## WRITTEN EXERCISE:
Give only the number of lines in the records below that contain the word "FITC".

## MATERIAL SUPPLIED:
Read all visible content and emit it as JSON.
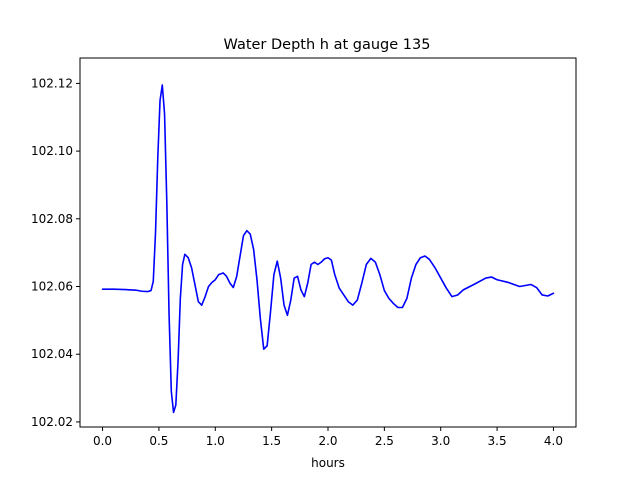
{
  "chart_data": {
    "type": "line",
    "title": "Water Depth h at gauge 135",
    "xlabel": "hours",
    "ylabel": "",
    "xlim": [
      -0.2,
      4.2
    ],
    "ylim": [
      102.0185,
      102.1275
    ],
    "xticks": [
      0.0,
      0.5,
      1.0,
      1.5,
      2.0,
      2.5,
      3.0,
      3.5,
      4.0
    ],
    "xtick_labels": [
      "0.0",
      "0.5",
      "1.0",
      "1.5",
      "2.0",
      "2.5",
      "3.0",
      "3.5",
      "4.0"
    ],
    "yticks": [
      102.02,
      102.04,
      102.06,
      102.08,
      102.1,
      102.12
    ],
    "ytick_labels": [
      "102.02",
      "102.04",
      "102.06",
      "102.08",
      "102.10",
      "102.12"
    ],
    "grid": false,
    "series": [
      {
        "color": "#0000ff",
        "x": [
          0.0,
          0.1,
          0.2,
          0.3,
          0.35,
          0.4,
          0.43,
          0.45,
          0.47,
          0.49,
          0.51,
          0.53,
          0.55,
          0.57,
          0.59,
          0.61,
          0.63,
          0.65,
          0.67,
          0.69,
          0.71,
          0.73,
          0.76,
          0.79,
          0.82,
          0.85,
          0.88,
          0.91,
          0.94,
          0.97,
          1.0,
          1.03,
          1.07,
          1.1,
          1.13,
          1.16,
          1.19,
          1.22,
          1.25,
          1.28,
          1.31,
          1.34,
          1.37,
          1.4,
          1.43,
          1.46,
          1.49,
          1.52,
          1.55,
          1.58,
          1.61,
          1.64,
          1.67,
          1.7,
          1.73,
          1.76,
          1.79,
          1.82,
          1.85,
          1.88,
          1.91,
          1.94,
          1.97,
          2.0,
          2.03,
          2.06,
          2.1,
          2.14,
          2.18,
          2.22,
          2.26,
          2.3,
          2.34,
          2.38,
          2.42,
          2.46,
          2.5,
          2.54,
          2.58,
          2.62,
          2.66,
          2.7,
          2.74,
          2.78,
          2.82,
          2.86,
          2.9,
          2.95,
          3.0,
          3.05,
          3.1,
          3.15,
          3.2,
          3.3,
          3.4,
          3.45,
          3.5,
          3.6,
          3.7,
          3.8,
          3.85,
          3.9,
          3.95,
          4.0
        ],
        "y": [
          102.0592,
          102.0592,
          102.0591,
          102.0589,
          102.0586,
          102.0585,
          102.0588,
          102.0615,
          102.076,
          102.098,
          102.115,
          102.1195,
          102.111,
          102.085,
          102.052,
          102.029,
          102.0228,
          102.025,
          102.038,
          102.0565,
          102.0665,
          102.0695,
          102.0685,
          102.0655,
          102.0605,
          102.0555,
          102.0545,
          102.057,
          102.06,
          102.0612,
          102.062,
          102.0635,
          102.064,
          102.063,
          102.061,
          102.0597,
          102.063,
          102.069,
          102.075,
          102.0765,
          102.0755,
          102.071,
          102.062,
          102.0505,
          102.0415,
          102.0425,
          102.0525,
          102.0635,
          102.0675,
          102.0625,
          102.0545,
          102.0515,
          102.056,
          102.0625,
          102.063,
          102.059,
          102.057,
          102.061,
          102.0665,
          102.0672,
          102.0665,
          102.0672,
          102.0682,
          102.0685,
          102.0678,
          102.0635,
          102.0595,
          102.0575,
          102.0555,
          102.0545,
          102.056,
          102.061,
          102.0665,
          102.0683,
          102.0672,
          102.0635,
          102.0588,
          102.0565,
          102.055,
          102.0538,
          102.0538,
          102.0565,
          102.0625,
          102.0665,
          102.0685,
          102.069,
          102.068,
          102.0655,
          102.0625,
          102.0595,
          102.057,
          102.0575,
          102.059,
          102.0607,
          102.0625,
          102.0628,
          102.062,
          102.0612,
          102.06,
          102.0606,
          102.0597,
          102.0575,
          102.0572,
          102.058
        ]
      }
    ]
  }
}
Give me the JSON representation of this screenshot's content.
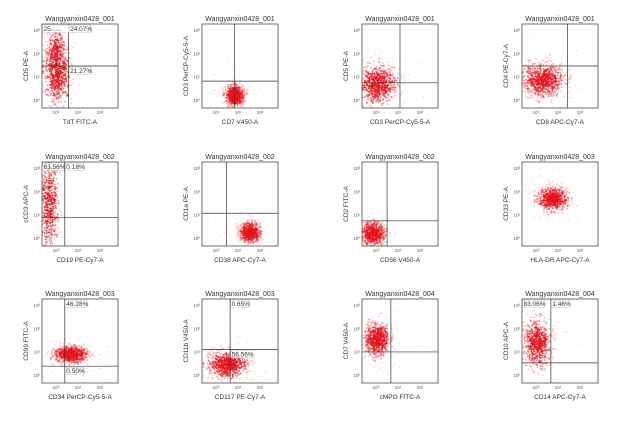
{
  "chart_data": [
    {
      "type": "scatter",
      "title": "Wangyanxin0428_001",
      "xlabel": "TdT FITC-A",
      "ylabel": "CD5 PE-A",
      "y_ticks": [
        "10³",
        "10²",
        "10¹",
        "10⁰"
      ],
      "x_ticks": [
        "10⁰",
        "10¹",
        "10²"
      ],
      "quadrant_labels": [
        {
          "text": "25......",
          "pos": "top-left"
        },
        {
          "text": "24.07%",
          "pos": "top-right"
        },
        {
          "text": "21.27%",
          "pos": "bottom-right"
        }
      ],
      "clusters": [
        {
          "cx": 0.2,
          "cy": 0.58,
          "sx": 0.09,
          "sy": 0.18,
          "n": 600
        },
        {
          "cx": 0.18,
          "cy": 0.3,
          "sx": 0.06,
          "sy": 0.12,
          "n": 200
        }
      ],
      "gate": [
        0.35,
        0.5
      ]
    },
    {
      "type": "scatter",
      "title": "Wangyanxin0428_001",
      "xlabel": "CD7 V450-A",
      "ylabel": "CD3 PerCP-Cy5-5-A",
      "y_ticks": [
        "10³",
        "10²",
        "10¹",
        "10⁰"
      ],
      "x_ticks": [
        "10⁰",
        "10¹",
        "10²"
      ],
      "quadrant_labels": [],
      "clusters": [
        {
          "cx": 0.43,
          "cy": 0.85,
          "sx": 0.06,
          "sy": 0.06,
          "n": 650
        }
      ],
      "gate": [
        0.43,
        0.68
      ]
    },
    {
      "type": "scatter",
      "title": "Wangyanxin0428_001",
      "xlabel": "CD3 PerCP-Cy5-5-A",
      "ylabel": "CD5 PE-A",
      "y_ticks": [
        "10³",
        "10²",
        "10¹",
        "10⁰"
      ],
      "x_ticks": [
        "10⁰",
        "10¹",
        "10²"
      ],
      "quadrant_labels": [],
      "clusters": [
        {
          "cx": 0.2,
          "cy": 0.72,
          "sx": 0.13,
          "sy": 0.12,
          "n": 650
        }
      ],
      "gate": [
        0.5,
        0.7
      ]
    },
    {
      "type": "scatter",
      "title": "Wangyanxin0428_001",
      "xlabel": "CD8 APC-Cy7-A",
      "ylabel": "CD4 PE-Cy7-A",
      "y_ticks": [
        "10³",
        "10²",
        "10¹",
        "10⁰"
      ],
      "x_ticks": [
        "10⁰",
        "10¹",
        "10²"
      ],
      "quadrant_labels": [],
      "clusters": [
        {
          "cx": 0.28,
          "cy": 0.67,
          "sx": 0.14,
          "sy": 0.1,
          "n": 700
        }
      ],
      "gate": [
        0.6,
        0.5
      ]
    },
    {
      "type": "scatter",
      "title": "Wangyanxin0428_002",
      "xlabel": "CD19 PE-Cy7-A",
      "ylabel": "cCD3 APC-A",
      "y_ticks": [
        "10³",
        "10²",
        "10¹",
        "10⁰"
      ],
      "x_ticks": [
        "10⁰",
        "10¹",
        "10²"
      ],
      "quadrant_labels": [
        {
          "text": "63.56%",
          "pos": "top-left"
        },
        {
          "text": "0.18%",
          "pos": "top-right"
        }
      ],
      "clusters": [
        {
          "cx": 0.1,
          "cy": 0.48,
          "sx": 0.06,
          "sy": 0.3,
          "n": 500
        }
      ],
      "gate": [
        0.3,
        0.66
      ]
    },
    {
      "type": "scatter",
      "title": "Wangyanxin0428_002",
      "xlabel": "CD38 APC-Cy7-A",
      "ylabel": "CD1a PE-A",
      "y_ticks": [
        "10³",
        "10²",
        "10¹",
        "10⁰"
      ],
      "x_ticks": [
        "10⁰",
        "10¹",
        "10²"
      ],
      "quadrant_labels": [],
      "clusters": [
        {
          "cx": 0.63,
          "cy": 0.84,
          "sx": 0.07,
          "sy": 0.06,
          "n": 600
        }
      ],
      "gate": [
        0.32,
        0.61
      ]
    },
    {
      "type": "scatter",
      "title": "Wangyanxin0428_002",
      "xlabel": "CD56 V450-A",
      "ylabel": "CD2 FITC-A",
      "y_ticks": [
        "10³",
        "10²",
        "10¹",
        "10⁰"
      ],
      "x_ticks": [
        "10⁰",
        "10¹",
        "10²"
      ],
      "quadrant_labels": [],
      "clusters": [
        {
          "cx": 0.15,
          "cy": 0.85,
          "sx": 0.08,
          "sy": 0.07,
          "n": 600
        }
      ],
      "gate": [
        0.33,
        0.7
      ]
    },
    {
      "type": "scatter",
      "title": "Wangyanxin0428_003",
      "xlabel": "HLA-DR APC-Cy7-A",
      "ylabel": "CD33 PE-A",
      "y_ticks": [
        "10³",
        "10²",
        "10¹",
        "10⁰"
      ],
      "x_ticks": [
        "10⁰",
        "10¹",
        "10²"
      ],
      "quadrant_labels": [],
      "clusters": [
        {
          "cx": 0.4,
          "cy": 0.44,
          "sx": 0.1,
          "sy": 0.07,
          "n": 600
        }
      ],
      "gate": [
        null,
        null
      ]
    },
    {
      "type": "scatter",
      "title": "Wangyanxin0428_003",
      "xlabel": "CD34 PerCP-Cy5-5-A",
      "ylabel": "CD99 FITC-A",
      "y_ticks": [
        "10³",
        "10²",
        "10¹",
        "10⁰"
      ],
      "x_ticks": [
        "10⁰",
        "10¹",
        "10²"
      ],
      "quadrant_labels": [
        {
          "text": "46.28%",
          "pos": "top-right"
        },
        {
          "text": "0.50%",
          "pos": "bottom-right"
        }
      ],
      "clusters": [
        {
          "cx": 0.38,
          "cy": 0.66,
          "sx": 0.11,
          "sy": 0.05,
          "n": 650
        }
      ],
      "gate": [
        0.3,
        0.8
      ]
    },
    {
      "type": "scatter",
      "title": "Wangyanxin0428_003",
      "xlabel": "CD117 PE-Cy7-A",
      "ylabel": "CD11b V450-A",
      "y_ticks": [
        "10³",
        "10²",
        "10¹",
        "10⁰"
      ],
      "x_ticks": [
        "10⁰",
        "10¹",
        "10²"
      ],
      "quadrant_labels": [
        {
          "text": "0.65%",
          "pos": "top-right"
        },
        {
          "text": "56.56%",
          "pos": "bottom-right"
        }
      ],
      "clusters": [
        {
          "cx": 0.33,
          "cy": 0.78,
          "sx": 0.13,
          "sy": 0.08,
          "n": 650
        }
      ],
      "gate": [
        0.37,
        0.6
      ]
    },
    {
      "type": "scatter",
      "title": "Wangyanxin0428_004",
      "xlabel": "cMPO FITC-A",
      "ylabel": "CD7 V450-A",
      "y_ticks": [
        "10³",
        "10²",
        "10¹",
        "10⁰"
      ],
      "x_ticks": [
        "10⁰",
        "10¹",
        "10²"
      ],
      "quadrant_labels": [],
      "clusters": [
        {
          "cx": 0.2,
          "cy": 0.48,
          "sx": 0.08,
          "sy": 0.1,
          "n": 650
        }
      ],
      "gate": [
        0.38,
        0.63
      ]
    },
    {
      "type": "scatter",
      "title": "Wangyanxin0428_004",
      "xlabel": "CD14 APC-Cy7-A",
      "ylabel": "CD10 APC-A",
      "y_ticks": [
        "10³",
        "10²",
        "10¹",
        "10⁰"
      ],
      "x_ticks": [
        "10⁰",
        "10¹",
        "10²"
      ],
      "quadrant_labels": [
        {
          "text": "83.06%",
          "pos": "top-left"
        },
        {
          "text": "1.46%",
          "pos": "top-right"
        }
      ],
      "clusters": [
        {
          "cx": 0.2,
          "cy": 0.52,
          "sx": 0.09,
          "sy": 0.14,
          "n": 600
        }
      ],
      "gate": [
        0.38,
        0.76
      ]
    }
  ],
  "colors": {
    "dot": "#e5141c",
    "axis": "#333333",
    "gate": "#333333",
    "bg": "#ffffff"
  }
}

## TASK SOLUTION:
4